# Start of Dataset

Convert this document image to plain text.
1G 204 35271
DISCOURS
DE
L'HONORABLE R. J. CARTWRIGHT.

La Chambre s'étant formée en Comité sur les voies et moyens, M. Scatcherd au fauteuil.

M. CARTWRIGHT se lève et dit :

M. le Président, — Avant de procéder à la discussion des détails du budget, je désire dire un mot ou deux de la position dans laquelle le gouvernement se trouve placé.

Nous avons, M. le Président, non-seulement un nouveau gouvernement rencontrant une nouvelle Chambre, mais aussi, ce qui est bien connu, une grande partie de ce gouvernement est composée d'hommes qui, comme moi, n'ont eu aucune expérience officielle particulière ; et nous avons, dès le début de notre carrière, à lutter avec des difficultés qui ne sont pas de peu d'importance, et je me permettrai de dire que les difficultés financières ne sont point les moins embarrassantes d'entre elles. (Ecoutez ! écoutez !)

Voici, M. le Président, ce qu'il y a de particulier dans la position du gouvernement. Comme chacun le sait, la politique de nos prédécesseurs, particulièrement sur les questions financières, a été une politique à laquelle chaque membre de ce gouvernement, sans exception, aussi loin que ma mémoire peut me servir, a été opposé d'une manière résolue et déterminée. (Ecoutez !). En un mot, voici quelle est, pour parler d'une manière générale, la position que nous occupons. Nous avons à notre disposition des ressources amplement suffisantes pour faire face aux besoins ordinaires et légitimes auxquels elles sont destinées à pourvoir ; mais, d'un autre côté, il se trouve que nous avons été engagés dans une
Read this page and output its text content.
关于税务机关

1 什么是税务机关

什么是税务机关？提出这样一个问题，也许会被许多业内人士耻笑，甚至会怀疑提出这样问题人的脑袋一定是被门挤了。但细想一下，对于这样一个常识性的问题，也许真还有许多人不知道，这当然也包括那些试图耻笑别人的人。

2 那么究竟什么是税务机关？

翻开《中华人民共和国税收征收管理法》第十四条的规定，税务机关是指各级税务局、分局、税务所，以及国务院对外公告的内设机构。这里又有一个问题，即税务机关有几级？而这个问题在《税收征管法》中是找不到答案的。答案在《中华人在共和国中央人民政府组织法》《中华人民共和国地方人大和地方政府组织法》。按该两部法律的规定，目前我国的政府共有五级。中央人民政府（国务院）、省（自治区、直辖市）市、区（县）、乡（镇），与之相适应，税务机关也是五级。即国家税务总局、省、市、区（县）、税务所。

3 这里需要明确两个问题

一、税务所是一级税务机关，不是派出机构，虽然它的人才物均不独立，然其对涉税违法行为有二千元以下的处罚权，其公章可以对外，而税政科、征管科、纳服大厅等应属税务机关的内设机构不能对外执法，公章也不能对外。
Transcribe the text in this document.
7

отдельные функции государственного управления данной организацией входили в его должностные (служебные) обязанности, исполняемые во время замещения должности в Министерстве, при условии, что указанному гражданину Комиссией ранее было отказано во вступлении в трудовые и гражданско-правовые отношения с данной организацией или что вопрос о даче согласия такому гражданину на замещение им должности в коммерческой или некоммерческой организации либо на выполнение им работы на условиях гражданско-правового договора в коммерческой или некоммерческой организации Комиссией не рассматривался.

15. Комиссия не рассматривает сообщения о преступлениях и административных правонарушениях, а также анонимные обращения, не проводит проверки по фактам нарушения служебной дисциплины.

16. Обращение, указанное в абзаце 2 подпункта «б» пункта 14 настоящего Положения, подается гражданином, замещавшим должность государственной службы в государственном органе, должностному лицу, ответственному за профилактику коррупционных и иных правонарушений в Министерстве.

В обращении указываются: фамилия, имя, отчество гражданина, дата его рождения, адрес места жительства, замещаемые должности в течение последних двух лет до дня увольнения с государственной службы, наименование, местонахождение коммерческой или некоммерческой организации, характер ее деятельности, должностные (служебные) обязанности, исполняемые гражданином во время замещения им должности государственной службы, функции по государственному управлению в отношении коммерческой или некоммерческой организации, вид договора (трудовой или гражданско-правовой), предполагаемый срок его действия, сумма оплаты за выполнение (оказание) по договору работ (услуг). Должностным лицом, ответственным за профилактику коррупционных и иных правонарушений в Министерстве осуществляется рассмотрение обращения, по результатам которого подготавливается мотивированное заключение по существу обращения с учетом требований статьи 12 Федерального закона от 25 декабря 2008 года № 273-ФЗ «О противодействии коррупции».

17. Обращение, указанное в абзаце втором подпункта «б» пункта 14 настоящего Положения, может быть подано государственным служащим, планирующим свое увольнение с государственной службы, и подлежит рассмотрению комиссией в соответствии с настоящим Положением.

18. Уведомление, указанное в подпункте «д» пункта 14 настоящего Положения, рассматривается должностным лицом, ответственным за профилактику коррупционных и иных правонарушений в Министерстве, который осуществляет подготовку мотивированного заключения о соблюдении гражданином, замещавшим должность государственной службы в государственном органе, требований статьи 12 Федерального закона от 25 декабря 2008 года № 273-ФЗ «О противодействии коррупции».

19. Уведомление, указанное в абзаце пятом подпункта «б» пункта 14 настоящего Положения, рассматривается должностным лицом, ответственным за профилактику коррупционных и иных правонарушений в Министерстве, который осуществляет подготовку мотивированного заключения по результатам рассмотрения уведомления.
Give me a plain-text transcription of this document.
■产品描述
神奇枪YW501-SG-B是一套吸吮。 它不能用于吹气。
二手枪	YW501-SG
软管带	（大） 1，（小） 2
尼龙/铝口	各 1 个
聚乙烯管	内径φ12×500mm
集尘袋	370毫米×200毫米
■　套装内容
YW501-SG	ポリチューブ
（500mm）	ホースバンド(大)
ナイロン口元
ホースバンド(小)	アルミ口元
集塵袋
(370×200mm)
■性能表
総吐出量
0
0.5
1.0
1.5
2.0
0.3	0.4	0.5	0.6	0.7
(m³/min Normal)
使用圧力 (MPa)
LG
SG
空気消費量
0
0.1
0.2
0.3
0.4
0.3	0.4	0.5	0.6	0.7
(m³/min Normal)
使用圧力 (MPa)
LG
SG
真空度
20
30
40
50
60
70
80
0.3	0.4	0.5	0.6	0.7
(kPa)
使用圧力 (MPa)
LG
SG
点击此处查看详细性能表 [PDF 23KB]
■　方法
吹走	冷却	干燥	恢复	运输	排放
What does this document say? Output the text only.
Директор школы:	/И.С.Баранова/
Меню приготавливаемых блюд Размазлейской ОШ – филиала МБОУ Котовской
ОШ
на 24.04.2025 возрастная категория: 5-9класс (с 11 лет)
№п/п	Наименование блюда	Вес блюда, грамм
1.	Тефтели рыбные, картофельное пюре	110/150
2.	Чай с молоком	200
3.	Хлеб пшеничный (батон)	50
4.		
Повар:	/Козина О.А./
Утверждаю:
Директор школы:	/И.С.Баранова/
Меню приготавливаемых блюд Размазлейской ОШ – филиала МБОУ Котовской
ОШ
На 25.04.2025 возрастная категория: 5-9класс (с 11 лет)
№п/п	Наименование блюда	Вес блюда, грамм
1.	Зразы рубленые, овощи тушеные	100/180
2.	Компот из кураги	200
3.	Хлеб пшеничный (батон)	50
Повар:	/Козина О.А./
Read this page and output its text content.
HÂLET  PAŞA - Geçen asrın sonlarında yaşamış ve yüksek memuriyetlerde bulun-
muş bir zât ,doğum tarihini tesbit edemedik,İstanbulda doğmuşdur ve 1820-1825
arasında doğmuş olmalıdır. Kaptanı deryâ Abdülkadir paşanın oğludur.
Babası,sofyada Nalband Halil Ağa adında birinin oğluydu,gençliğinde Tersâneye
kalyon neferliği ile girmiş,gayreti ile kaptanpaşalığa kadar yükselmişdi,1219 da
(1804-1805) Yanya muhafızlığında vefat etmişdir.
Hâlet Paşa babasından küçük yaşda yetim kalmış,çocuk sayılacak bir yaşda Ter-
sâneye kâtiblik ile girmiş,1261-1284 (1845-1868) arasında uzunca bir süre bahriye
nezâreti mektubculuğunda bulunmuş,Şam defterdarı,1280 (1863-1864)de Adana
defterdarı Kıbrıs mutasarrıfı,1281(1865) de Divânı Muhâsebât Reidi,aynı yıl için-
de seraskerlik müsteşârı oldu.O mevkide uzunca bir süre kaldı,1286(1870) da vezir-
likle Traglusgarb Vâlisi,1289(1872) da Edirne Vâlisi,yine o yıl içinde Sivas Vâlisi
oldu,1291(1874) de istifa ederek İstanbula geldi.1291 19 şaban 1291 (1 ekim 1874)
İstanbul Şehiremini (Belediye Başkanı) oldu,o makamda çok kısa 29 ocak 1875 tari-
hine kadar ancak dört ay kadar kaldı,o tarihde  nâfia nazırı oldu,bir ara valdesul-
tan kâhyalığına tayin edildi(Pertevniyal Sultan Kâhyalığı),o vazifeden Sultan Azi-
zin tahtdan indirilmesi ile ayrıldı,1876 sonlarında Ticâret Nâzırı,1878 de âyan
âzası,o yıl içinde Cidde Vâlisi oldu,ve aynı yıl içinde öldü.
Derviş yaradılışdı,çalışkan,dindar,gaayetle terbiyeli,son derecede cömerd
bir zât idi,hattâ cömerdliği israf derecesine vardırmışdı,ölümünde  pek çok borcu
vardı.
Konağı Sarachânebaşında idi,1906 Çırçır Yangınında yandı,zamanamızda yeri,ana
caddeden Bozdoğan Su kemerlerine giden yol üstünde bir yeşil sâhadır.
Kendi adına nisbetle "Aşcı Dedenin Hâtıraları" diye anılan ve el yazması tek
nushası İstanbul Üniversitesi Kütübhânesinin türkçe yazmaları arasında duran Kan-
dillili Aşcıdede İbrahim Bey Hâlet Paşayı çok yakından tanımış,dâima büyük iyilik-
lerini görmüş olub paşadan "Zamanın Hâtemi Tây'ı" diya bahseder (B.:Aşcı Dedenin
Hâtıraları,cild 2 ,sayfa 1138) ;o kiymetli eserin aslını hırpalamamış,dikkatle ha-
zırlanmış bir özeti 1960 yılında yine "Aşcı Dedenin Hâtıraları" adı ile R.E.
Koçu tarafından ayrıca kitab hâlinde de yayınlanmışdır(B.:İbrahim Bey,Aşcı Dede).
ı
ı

# End of Dataset

Copy out each line in the preceding records that contains "financières".

> _Response_
Nous avons, M. le Président, non-seulement un nouveau gouvernement rencontrant une nouvelle Chambre, mais aussi, ce qui est bien connu, une grande partie de ce gouvernement est composée d'hommes qui, comme moi, n'ont eu aucune expérience officielle particulière ; et nous avons, dès le début de notre carrière, à lutter avec des difficultés qui ne sont pas de peu d'importance, et je me permettrai de dire que les difficultés financières ne sont point les moins embarrassantes d'entre elles. (Ecoutez ! écoutez !)
Voici, M. le Président, ce qu'il y a de particulier dans la position du gouvernement. Comme chacun le sait, la politique de nos prédécesseurs, particulièrement sur les questions financières, a été une politique à laquelle chaque membre de ce gouvernement, sans exception, aussi loin que ma mémoire peut me servir, a été opposé d'une manière résolue et déterminée. (Ecoutez !). En un mot, voici quelle est, pour parler d'une manière générale, la position que nous occupons. Nous avons à notre disposition des ressources amplement suffisantes pour faire face aux besoins ordinaires et légitimes auxquels elles sont destinées à pourvoir ; mais, d'un autre côté, il se trouve que nous avons été engagés dans une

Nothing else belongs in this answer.